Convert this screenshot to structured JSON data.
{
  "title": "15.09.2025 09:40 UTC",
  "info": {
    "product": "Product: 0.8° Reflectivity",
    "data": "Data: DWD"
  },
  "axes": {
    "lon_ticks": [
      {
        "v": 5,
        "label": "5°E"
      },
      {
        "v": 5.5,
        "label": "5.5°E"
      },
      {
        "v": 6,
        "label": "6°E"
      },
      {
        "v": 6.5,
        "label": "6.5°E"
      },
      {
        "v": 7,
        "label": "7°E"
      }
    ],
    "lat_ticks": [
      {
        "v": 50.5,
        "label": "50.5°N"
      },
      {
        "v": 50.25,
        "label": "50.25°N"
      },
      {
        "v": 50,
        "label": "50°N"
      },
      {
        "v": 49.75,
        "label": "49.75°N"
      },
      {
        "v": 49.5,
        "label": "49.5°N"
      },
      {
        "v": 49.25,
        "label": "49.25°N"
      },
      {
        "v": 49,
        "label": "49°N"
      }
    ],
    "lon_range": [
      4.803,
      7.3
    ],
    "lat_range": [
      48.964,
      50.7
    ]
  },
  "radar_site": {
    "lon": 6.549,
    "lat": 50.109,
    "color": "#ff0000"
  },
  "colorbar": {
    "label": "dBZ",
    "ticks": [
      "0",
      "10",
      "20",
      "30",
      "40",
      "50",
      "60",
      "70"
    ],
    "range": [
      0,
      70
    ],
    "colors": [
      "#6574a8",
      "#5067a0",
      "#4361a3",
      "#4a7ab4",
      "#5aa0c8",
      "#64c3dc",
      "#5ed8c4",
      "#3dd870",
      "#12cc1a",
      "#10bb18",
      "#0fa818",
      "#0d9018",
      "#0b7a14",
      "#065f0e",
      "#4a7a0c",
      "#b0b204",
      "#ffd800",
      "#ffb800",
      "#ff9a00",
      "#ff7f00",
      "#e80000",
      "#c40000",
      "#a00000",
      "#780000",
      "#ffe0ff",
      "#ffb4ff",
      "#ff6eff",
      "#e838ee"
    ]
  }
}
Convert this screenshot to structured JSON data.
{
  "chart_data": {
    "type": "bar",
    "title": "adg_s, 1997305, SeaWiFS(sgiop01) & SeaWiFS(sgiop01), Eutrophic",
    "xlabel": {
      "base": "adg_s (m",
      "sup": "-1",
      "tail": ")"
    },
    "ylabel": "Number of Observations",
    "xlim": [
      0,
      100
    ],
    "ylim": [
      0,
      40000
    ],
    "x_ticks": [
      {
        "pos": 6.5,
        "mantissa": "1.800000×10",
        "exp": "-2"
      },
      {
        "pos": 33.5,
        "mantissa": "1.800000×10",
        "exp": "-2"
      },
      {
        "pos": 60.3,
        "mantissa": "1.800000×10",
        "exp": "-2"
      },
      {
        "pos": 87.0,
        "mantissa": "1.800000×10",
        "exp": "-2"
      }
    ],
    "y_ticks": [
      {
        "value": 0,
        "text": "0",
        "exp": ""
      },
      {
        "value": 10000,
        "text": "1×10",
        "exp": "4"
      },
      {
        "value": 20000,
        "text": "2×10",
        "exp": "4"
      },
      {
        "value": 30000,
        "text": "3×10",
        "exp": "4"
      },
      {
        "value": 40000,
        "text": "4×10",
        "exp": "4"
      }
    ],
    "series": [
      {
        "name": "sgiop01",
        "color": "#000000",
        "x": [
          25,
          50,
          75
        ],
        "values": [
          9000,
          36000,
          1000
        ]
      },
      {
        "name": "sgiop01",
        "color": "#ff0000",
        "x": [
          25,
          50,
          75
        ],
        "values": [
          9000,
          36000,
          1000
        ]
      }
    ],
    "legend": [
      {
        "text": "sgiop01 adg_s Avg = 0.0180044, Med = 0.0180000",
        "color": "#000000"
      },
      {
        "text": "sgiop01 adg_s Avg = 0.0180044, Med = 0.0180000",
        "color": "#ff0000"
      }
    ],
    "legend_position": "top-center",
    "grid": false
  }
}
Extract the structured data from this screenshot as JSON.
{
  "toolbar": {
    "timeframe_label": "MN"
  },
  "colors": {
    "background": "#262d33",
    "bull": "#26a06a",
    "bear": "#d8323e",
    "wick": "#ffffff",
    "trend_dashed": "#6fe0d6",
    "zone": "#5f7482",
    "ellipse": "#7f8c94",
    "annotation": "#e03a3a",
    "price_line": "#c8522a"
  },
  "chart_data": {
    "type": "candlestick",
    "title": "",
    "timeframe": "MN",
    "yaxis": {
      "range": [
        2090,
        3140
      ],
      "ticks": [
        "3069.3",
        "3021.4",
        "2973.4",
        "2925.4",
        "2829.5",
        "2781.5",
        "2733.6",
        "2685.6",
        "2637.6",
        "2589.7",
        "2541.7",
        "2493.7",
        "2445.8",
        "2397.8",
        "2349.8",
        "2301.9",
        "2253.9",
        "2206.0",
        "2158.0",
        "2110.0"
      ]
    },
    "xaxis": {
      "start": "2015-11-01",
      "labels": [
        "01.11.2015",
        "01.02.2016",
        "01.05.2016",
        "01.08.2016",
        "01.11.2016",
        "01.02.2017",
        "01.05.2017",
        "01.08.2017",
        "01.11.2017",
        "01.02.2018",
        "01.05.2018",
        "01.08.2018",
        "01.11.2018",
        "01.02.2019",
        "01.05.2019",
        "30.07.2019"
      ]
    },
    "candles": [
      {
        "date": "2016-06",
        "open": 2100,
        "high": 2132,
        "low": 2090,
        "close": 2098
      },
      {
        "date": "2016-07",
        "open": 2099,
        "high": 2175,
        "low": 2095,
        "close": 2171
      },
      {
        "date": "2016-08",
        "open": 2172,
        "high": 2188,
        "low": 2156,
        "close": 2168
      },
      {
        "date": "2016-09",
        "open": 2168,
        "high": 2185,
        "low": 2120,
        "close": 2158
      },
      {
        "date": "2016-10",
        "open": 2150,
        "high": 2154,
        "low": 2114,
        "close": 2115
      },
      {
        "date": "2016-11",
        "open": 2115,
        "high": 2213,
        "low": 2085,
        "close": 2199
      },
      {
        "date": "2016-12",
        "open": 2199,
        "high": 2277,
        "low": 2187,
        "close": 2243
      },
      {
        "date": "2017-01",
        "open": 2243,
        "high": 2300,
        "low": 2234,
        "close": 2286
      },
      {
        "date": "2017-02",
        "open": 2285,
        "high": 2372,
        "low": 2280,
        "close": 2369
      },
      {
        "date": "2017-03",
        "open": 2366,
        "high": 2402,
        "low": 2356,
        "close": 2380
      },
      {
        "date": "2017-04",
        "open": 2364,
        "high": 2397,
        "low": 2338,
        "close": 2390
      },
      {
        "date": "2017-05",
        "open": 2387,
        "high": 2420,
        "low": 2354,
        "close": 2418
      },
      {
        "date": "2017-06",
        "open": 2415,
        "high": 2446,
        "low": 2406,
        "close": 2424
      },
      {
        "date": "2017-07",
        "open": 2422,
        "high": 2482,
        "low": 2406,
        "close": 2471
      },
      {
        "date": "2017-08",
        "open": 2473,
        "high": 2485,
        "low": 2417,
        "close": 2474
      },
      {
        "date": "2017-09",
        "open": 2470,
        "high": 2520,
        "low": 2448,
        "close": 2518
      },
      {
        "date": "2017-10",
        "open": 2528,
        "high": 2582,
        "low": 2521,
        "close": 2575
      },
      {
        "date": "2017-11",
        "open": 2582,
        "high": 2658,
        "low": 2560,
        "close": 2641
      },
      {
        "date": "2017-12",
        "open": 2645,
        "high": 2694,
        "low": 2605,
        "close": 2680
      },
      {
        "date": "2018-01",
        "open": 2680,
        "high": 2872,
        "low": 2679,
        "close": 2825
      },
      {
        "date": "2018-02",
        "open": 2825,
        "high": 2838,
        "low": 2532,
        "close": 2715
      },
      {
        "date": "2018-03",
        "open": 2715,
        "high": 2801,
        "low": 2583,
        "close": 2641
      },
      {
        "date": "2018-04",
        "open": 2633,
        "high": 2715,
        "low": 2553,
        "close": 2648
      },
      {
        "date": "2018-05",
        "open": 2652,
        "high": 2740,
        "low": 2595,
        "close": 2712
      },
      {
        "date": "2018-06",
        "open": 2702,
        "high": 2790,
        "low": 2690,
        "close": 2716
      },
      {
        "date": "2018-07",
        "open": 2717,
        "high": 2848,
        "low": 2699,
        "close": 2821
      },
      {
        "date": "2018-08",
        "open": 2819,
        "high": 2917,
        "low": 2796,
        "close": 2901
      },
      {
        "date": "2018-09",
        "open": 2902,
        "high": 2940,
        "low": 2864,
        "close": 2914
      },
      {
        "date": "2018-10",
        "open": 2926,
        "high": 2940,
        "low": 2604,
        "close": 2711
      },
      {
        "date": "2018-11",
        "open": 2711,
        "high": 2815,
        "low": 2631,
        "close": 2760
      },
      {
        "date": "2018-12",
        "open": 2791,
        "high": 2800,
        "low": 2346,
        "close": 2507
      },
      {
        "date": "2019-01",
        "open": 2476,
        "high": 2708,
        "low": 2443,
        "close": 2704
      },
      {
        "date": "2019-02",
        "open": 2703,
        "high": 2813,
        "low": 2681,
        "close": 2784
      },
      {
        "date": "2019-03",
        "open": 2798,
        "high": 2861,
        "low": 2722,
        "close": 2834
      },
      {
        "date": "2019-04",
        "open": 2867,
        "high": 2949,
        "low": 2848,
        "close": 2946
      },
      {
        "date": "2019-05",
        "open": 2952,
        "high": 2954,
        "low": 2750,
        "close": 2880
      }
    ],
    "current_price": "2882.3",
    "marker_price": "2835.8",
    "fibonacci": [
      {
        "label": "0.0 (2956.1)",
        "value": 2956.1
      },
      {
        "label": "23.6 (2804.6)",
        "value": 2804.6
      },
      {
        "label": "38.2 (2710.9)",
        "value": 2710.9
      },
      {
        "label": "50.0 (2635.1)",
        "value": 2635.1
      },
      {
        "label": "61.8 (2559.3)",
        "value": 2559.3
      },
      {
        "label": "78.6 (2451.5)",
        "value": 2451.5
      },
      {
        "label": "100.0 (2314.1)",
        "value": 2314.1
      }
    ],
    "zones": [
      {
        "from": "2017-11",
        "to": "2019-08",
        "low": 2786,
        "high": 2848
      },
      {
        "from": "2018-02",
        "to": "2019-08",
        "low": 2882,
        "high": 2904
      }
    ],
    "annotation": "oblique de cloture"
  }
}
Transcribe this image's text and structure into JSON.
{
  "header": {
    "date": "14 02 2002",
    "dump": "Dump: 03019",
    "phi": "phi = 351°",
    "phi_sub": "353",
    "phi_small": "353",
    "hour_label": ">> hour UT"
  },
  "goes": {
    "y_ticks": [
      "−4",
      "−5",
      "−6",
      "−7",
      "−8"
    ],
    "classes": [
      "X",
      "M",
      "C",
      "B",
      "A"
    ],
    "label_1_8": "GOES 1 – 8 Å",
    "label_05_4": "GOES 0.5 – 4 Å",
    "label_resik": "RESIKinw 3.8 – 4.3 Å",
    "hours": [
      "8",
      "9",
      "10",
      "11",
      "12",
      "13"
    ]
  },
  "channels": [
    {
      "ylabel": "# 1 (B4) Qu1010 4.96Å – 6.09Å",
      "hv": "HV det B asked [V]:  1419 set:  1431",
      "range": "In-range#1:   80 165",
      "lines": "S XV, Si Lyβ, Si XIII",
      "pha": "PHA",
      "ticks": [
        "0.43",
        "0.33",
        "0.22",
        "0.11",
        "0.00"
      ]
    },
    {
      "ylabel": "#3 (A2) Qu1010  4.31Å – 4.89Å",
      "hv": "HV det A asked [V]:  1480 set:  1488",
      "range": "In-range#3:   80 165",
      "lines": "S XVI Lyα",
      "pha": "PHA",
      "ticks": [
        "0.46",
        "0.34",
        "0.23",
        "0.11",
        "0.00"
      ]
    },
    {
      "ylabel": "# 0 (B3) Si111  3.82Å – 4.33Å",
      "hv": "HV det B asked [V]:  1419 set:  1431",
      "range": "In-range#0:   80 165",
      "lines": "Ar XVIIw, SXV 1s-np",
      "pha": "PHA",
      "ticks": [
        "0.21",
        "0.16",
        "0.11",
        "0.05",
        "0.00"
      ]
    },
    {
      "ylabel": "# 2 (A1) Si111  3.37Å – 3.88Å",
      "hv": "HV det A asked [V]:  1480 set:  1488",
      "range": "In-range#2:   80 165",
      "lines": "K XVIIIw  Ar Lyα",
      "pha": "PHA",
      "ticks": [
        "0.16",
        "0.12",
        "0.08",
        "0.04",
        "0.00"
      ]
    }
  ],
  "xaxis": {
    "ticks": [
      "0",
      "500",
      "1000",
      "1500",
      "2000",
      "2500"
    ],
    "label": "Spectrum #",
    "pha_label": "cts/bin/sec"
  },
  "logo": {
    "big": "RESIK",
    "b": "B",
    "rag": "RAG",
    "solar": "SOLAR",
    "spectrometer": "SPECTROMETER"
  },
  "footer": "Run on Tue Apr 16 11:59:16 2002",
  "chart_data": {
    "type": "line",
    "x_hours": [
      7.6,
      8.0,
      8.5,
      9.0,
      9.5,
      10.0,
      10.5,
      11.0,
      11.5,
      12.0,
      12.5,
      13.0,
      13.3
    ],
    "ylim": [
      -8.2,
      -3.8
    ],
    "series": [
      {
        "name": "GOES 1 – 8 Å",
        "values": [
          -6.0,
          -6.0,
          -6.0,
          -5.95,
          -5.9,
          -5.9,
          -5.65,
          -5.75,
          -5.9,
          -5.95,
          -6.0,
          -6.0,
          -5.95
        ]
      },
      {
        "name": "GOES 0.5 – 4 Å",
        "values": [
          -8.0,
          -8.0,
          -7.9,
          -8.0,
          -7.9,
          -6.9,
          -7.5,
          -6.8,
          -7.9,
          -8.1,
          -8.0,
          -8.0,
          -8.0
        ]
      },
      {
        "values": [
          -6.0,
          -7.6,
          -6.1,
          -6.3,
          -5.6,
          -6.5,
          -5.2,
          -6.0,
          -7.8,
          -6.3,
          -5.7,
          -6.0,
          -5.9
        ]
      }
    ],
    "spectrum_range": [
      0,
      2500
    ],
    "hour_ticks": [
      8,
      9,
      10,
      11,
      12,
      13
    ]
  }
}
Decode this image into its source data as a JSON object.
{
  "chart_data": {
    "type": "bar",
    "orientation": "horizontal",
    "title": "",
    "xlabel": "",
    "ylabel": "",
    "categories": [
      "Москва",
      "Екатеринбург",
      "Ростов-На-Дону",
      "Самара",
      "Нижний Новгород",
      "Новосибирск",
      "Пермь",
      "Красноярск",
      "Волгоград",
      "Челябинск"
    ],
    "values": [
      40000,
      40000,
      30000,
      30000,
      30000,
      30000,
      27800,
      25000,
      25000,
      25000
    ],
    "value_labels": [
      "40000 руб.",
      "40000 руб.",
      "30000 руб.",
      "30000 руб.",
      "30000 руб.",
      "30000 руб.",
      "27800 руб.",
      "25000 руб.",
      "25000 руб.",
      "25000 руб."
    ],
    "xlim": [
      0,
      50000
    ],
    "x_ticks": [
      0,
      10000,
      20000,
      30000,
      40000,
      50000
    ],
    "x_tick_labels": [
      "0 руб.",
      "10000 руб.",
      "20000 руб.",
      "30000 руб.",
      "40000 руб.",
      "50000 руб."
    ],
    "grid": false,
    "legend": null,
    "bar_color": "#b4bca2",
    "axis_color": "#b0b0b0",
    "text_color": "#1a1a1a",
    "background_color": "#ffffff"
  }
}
• • •
→ **Request**
From the data, list each line in which the string "lines" appears.

→ **Reply**
      "lines": "S XV, Si Lyβ, Si XIII",
      "lines": "S XVI Lyα",
      "lines": "Ar XVIIw, SXV 1s-np",
      "lines": "K XVIIIw  Ar Lyα",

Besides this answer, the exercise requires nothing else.